Exercise goal: Each line that holds the word "text" counts once; report how many lines do so and nothing else.

Recorded information:
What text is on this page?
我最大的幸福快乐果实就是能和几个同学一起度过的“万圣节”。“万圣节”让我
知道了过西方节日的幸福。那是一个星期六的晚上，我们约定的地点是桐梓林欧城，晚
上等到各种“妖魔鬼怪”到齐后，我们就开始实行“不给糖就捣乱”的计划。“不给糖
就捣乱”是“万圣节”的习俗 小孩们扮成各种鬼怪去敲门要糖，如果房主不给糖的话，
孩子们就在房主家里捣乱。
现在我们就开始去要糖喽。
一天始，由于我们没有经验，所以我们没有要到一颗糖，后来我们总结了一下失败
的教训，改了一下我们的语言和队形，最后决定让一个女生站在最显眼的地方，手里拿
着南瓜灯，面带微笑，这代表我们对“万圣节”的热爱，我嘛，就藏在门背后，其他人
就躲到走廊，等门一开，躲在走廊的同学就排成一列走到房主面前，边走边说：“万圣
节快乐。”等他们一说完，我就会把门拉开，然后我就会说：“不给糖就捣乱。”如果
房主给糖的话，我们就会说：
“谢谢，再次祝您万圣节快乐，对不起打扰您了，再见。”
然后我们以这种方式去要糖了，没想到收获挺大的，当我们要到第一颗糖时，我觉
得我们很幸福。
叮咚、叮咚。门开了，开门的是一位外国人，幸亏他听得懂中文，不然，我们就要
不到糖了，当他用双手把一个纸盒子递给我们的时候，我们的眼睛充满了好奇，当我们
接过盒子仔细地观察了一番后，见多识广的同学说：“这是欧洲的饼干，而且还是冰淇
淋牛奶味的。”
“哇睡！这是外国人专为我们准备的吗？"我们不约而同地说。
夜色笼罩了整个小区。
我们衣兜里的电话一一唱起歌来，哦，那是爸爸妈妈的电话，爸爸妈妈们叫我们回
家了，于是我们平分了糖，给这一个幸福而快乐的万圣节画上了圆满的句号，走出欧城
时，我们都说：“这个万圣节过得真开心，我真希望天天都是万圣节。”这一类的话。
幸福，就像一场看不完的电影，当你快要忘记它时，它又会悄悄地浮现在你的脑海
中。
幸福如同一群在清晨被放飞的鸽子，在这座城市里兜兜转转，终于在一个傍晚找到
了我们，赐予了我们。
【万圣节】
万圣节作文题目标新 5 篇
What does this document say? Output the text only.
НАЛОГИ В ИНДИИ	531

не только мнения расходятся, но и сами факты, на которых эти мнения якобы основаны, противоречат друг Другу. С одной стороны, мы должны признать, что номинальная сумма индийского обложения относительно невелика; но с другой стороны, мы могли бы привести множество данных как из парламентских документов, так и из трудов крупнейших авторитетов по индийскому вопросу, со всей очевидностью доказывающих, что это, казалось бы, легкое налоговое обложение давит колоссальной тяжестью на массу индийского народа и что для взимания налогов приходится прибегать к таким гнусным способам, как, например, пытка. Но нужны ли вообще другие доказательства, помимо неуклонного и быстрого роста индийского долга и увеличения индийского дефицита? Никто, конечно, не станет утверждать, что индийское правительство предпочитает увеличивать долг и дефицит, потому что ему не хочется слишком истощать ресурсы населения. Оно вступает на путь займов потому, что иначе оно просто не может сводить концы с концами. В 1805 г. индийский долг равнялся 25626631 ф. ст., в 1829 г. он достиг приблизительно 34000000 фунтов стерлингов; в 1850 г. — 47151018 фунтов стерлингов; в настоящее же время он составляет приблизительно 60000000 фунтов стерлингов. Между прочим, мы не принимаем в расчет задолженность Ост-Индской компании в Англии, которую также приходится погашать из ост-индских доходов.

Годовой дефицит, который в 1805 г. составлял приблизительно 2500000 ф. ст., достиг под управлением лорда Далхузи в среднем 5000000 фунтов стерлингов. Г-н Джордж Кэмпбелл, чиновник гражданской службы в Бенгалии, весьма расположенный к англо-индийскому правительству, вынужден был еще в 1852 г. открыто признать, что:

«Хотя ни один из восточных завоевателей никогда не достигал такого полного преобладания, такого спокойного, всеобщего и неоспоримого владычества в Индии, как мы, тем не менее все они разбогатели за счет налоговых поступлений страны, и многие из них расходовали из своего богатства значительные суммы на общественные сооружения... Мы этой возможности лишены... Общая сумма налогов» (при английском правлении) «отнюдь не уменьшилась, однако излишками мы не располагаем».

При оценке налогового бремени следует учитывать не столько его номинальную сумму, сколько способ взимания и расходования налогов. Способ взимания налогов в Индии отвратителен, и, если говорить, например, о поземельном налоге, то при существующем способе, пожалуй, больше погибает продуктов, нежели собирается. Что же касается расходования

Problem solution: 2